Text provided »
________________________________________
Three months ago, I began writing an article about my experience running a half marathon on New Year’s Day. I never finished that article. The thoughts were there, but I couldn’t make sense of them or put them into words. Now, less than two weeks from my first attempt at running a full marathon, I am regrettably reliving feelings I experienced before that half marathon. It’s time to get some clarity. Here’s the background.
Last summer, I began training for the 2021 Walt Disney World Marathon®. This was to be my first full marathon, and it was something that I never thought I would contemplate doing. You can read about my decision to step up to that distance here. As I trained and daydreamed about the event, my excitement grew. I couldn’t wait to go back to Walt Disney World! Unfortunately, the in-person event was cancelled because of the pandemic. I was crushed.
________________________________________
Information given »
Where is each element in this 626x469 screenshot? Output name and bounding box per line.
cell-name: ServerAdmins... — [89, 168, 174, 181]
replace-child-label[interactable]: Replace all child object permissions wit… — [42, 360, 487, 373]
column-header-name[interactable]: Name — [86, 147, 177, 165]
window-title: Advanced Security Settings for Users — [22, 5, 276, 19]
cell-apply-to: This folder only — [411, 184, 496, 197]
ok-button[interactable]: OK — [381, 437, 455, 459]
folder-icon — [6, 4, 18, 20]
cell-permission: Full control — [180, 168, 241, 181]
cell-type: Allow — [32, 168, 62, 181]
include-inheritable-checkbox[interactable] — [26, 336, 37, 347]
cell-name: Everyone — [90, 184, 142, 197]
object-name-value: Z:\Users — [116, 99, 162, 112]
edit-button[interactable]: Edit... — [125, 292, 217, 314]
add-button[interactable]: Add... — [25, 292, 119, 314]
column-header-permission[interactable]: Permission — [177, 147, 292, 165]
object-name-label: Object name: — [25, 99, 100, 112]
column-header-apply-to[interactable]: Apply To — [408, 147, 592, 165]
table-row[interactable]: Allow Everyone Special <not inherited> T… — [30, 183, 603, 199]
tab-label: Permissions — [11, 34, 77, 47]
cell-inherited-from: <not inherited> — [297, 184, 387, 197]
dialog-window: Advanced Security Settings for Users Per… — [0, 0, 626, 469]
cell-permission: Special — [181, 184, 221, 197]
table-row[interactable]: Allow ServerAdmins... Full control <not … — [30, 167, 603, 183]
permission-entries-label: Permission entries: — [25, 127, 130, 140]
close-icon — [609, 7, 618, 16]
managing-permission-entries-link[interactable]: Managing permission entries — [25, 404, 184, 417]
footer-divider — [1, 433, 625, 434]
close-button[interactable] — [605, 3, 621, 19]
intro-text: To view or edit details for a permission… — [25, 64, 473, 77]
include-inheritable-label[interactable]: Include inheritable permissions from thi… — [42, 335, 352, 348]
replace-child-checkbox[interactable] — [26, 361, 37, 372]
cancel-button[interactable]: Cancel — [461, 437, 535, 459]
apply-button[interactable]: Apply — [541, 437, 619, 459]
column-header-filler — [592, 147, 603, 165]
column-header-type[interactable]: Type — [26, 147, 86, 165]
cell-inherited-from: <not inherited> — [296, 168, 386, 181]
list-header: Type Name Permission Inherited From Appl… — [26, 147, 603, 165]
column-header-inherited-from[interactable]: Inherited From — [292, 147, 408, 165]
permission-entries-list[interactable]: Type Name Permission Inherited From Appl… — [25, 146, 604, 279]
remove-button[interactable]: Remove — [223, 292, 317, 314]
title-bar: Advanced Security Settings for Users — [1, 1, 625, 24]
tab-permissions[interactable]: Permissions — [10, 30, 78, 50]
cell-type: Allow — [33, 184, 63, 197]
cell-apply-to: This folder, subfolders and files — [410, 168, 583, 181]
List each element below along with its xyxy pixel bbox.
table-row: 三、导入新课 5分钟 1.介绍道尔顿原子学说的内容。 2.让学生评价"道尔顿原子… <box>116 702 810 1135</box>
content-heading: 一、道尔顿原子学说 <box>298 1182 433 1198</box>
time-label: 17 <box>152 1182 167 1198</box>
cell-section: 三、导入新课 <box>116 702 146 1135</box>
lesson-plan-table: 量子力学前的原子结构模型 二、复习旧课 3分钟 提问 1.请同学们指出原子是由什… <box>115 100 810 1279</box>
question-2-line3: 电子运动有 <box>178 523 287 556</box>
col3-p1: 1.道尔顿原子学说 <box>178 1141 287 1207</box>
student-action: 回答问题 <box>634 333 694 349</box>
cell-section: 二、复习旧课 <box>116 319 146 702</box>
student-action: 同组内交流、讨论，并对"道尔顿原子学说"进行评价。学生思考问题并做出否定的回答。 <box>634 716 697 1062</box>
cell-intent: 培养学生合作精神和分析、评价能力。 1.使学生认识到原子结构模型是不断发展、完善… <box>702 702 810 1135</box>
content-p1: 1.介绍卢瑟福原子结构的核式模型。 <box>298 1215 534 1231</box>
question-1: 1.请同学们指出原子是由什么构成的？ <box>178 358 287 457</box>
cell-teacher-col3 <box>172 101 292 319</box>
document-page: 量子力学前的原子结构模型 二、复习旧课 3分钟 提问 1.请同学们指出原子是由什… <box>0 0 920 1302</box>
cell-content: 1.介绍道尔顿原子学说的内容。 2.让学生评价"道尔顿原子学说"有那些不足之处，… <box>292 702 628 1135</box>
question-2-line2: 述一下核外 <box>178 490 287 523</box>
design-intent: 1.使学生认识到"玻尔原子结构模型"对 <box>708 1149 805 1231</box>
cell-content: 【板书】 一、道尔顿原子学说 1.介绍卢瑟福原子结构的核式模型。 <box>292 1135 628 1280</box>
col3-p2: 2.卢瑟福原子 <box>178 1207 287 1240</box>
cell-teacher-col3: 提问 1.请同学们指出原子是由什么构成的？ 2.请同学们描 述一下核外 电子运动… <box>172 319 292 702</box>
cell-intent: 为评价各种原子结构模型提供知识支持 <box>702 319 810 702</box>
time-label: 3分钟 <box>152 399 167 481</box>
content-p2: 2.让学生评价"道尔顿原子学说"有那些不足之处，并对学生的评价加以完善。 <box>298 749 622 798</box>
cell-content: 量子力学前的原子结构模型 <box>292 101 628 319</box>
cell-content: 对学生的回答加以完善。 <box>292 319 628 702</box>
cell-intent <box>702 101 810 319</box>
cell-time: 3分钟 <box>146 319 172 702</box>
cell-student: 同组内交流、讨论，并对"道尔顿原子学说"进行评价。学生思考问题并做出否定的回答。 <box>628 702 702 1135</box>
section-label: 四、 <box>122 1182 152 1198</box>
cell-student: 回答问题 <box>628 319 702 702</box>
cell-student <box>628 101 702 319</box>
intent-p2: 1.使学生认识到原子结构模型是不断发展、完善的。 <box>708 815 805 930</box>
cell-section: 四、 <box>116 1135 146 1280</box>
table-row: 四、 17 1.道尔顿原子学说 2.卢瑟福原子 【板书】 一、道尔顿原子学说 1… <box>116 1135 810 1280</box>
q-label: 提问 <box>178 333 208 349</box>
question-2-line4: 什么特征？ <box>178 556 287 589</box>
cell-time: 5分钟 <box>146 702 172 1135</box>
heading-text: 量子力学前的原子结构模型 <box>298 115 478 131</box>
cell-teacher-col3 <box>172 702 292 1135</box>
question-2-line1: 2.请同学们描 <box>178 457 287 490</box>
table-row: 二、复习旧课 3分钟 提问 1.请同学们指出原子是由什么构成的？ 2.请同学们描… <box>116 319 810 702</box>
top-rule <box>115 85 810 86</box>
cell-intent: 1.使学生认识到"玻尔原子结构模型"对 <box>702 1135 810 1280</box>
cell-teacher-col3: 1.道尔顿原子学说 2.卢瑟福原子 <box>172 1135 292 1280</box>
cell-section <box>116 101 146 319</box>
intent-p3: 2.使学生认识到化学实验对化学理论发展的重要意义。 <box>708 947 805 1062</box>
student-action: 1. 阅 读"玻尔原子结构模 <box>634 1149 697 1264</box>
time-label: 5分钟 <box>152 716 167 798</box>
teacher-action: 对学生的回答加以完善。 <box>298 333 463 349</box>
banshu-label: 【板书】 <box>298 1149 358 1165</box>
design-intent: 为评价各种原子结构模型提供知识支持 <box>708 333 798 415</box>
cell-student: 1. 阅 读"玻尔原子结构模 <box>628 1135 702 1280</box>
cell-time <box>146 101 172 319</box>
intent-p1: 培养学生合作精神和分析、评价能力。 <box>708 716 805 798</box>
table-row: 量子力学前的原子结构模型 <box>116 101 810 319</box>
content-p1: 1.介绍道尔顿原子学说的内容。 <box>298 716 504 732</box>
________________________________________
Task prompt » Reproduce the full passage about training for a first marathon, word for word, from its first sentence through its last.

Task solution »
Three months ago, I began writing an article about my experience running a half marathon on New Year’s Day. I never finished that article. The thoughts were there, but I couldn’t make sense of them or put them into words. Now, less than two weeks from my first attempt at running a full marathon, I am regrettably reliving feelings I experienced before that half marathon. It’s time to get some clarity. Here’s the background.
Last summer, I began training for the 2021 Walt Disney World Marathon®. This was to be my first full marathon, and it was something that I never thought I would contemplate doing. You can read about my decision to step up to that distance here. As I trained and daydreamed about the event, my excitement grew. I couldn’t wait to go back to Walt Disney World! Unfortunately, the in-person event was cancelled because of the pandemic. I was crushed.